*AIM*:
Copy everything in the data below exactly except the pictures.

## Begin RECORDS SHOWN

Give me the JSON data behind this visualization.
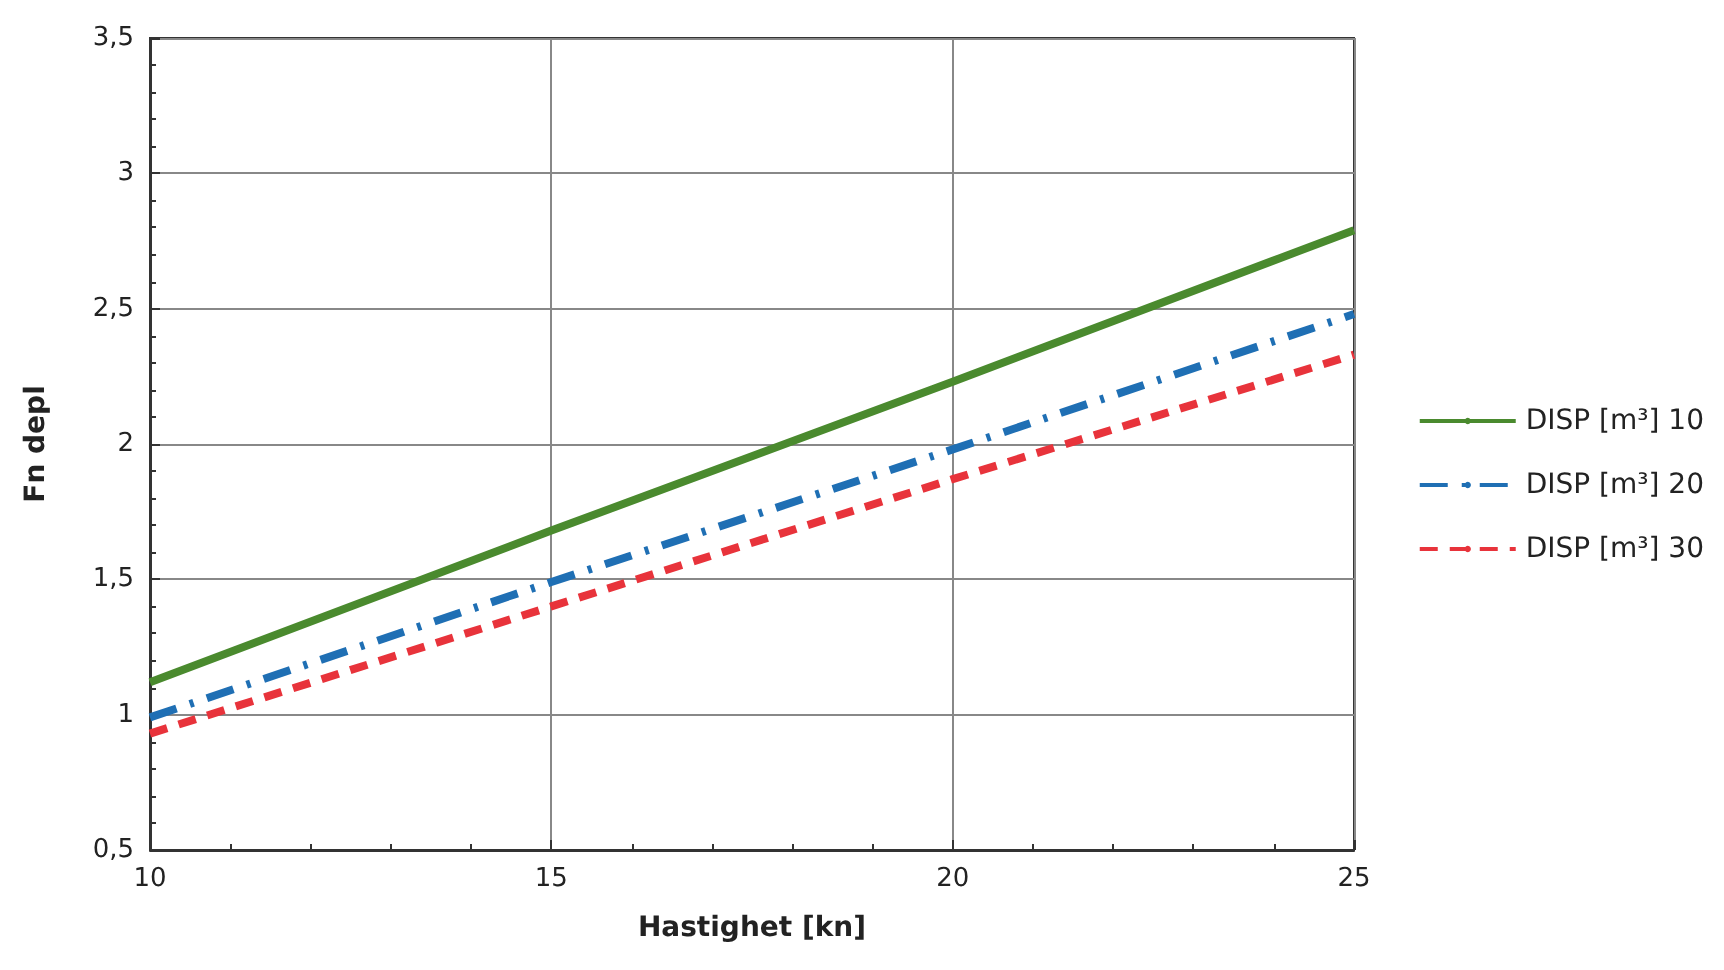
{
  "chart_data": {
    "type": "line",
    "xlabel": "Hastighet [kn]",
    "ylabel": "Fn depl",
    "x": [
      10,
      15,
      20,
      25
    ],
    "series": [
      {
        "name": "DISP [m³] 10",
        "color": "#4a8a2e",
        "line_style": "solid",
        "values": [
          1.12,
          1.68,
          2.23,
          2.79
        ]
      },
      {
        "name": "DISP [m³] 20",
        "color": "#1f6fb4",
        "line_style": "dashdot",
        "values": [
          0.99,
          1.49,
          1.98,
          2.48
        ]
      },
      {
        "name": "DISP [m³] 30",
        "color": "#e8333b",
        "line_style": "dashed",
        "values": [
          0.93,
          1.4,
          1.87,
          2.33
        ]
      }
    ],
    "xlim": [
      10,
      25
    ],
    "xticks": [
      10,
      15,
      20,
      25
    ],
    "ylim": [
      0.5,
      3.5
    ],
    "yticks": [
      {
        "value": 0.5,
        "label": "0,5"
      },
      1,
      {
        "value": 1.5,
        "label": "1,5"
      },
      2,
      {
        "value": 2.5,
        "label": "2,5"
      },
      3,
      {
        "value": 3.5,
        "label": "3,5"
      }
    ],
    "grid": true,
    "legend": "right",
    "marker": "none"
  }
}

## End RECORDS SHOWN

*FINAL RESULT*:
Give me the JSON data behind this visualization.
{
  "chart_data": {
    "type": "line",
    "xlabel": "Hastighet [kn]",
    "ylabel": "Fn depl",
    "x": [
      10,
      15,
      20,
      25
    ],
    "series": [
      {
        "name": "DISP [m³] 10",
        "color": "#4a8a2e",
        "line_style": "solid",
        "values": [
          1.12,
          1.68,
          2.23,
          2.79
        ]
      },
      {
        "name": "DISP [m³] 20",
        "color": "#1f6fb4",
        "line_style": "dashdot",
        "values": [
          0.99,
          1.49,
          1.98,
          2.48
        ]
      },
      {
        "name": "DISP [m³] 30",
        "color": "#e8333b",
        "line_style": "dashed",
        "values": [
          0.93,
          1.4,
          1.87,
          2.33
        ]
      }
    ],
    "xlim": [
      10,
      25
    ],
    "xticks": [
      10,
      15,
      20,
      25
    ],
    "ylim": [
      0.5,
      3.5
    ],
    "yticks": [
      {
        "value": 0.5,
        "label": "0,5"
      },
      1,
      {
        "value": 1.5,
        "label": "1,5"
      },
      2,
      {
        "value": 2.5,
        "label": "2,5"
      },
      3,
      {
        "value": 3.5,
        "label": "3,5"
      }
    ],
    "grid": true,
    "legend": "right",
    "marker": "none"
  }
}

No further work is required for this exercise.